**WHAT YOU SHOULD DO:** Copy every line with the string "Toggle" in it.
•••
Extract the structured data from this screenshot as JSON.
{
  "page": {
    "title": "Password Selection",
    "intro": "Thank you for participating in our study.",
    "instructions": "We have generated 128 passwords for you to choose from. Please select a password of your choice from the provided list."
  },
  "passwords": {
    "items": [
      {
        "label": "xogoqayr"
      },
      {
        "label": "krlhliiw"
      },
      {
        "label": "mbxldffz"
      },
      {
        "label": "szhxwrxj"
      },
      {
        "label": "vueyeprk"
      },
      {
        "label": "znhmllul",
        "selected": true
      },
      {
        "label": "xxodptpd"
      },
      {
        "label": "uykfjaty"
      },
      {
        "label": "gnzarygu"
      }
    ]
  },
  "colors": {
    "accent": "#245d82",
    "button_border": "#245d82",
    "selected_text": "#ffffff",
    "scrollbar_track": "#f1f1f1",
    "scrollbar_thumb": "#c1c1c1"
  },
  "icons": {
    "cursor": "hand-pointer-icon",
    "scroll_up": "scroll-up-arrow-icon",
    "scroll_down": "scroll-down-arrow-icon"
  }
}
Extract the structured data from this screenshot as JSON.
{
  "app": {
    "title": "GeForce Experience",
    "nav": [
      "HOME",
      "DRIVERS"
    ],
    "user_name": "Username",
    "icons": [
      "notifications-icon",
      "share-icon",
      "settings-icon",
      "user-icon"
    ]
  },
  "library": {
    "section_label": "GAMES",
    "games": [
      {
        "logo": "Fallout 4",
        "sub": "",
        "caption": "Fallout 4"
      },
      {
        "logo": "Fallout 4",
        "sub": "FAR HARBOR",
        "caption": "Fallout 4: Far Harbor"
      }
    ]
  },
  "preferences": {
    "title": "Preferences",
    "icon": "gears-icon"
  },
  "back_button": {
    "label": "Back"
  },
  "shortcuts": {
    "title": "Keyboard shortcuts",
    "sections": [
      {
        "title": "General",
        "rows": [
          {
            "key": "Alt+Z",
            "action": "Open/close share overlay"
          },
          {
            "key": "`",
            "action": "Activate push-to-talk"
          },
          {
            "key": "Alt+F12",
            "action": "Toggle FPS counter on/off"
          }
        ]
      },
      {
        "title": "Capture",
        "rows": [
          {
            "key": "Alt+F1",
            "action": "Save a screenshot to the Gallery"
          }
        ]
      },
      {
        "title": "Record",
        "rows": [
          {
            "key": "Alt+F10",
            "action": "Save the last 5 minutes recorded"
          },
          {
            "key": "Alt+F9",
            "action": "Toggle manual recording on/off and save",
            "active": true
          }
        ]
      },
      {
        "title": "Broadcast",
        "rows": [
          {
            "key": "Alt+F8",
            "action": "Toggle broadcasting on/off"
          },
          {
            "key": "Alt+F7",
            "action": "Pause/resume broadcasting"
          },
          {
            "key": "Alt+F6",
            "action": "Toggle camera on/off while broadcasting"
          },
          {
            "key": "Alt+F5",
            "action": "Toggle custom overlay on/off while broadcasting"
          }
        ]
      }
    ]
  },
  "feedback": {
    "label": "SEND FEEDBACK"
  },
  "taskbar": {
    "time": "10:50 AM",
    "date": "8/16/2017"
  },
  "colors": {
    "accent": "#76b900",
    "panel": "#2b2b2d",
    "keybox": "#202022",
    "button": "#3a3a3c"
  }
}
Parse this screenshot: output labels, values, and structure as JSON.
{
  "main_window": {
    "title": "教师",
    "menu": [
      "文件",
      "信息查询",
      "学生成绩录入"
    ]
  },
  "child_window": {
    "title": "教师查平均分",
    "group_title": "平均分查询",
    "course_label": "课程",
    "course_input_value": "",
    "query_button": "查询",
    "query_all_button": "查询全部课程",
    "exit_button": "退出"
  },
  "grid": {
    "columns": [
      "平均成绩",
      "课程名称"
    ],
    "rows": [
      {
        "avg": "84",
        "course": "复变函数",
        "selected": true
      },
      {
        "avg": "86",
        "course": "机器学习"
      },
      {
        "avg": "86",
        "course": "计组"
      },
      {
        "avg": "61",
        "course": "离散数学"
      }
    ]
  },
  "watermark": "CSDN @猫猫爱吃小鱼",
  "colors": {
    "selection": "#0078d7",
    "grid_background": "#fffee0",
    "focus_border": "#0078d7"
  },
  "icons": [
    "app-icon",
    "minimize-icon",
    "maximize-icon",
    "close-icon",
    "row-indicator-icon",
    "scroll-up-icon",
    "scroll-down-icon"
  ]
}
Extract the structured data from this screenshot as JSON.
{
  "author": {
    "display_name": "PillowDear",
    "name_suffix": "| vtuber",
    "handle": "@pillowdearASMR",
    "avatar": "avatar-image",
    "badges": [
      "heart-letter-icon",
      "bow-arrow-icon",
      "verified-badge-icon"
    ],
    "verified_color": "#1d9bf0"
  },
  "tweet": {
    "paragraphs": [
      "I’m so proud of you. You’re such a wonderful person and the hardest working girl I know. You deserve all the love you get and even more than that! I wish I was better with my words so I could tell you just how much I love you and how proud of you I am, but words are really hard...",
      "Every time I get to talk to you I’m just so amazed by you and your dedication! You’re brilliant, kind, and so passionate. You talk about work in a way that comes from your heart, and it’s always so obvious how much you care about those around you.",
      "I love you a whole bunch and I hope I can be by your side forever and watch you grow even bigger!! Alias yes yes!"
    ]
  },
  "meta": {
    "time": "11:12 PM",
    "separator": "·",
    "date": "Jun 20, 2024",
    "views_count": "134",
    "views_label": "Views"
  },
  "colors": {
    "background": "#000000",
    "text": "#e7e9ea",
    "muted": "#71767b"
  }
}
•••
**EXERCISE OUTPUT:**
            "action": "Toggle FPS counter on/off"
            "action": "Toggle manual recording on/off and save",
            "action": "Toggle broadcasting on/off"
            "action": "Toggle camera on/off while broadcasting"
            "action": "Toggle custom overlay on/off while broadcasting"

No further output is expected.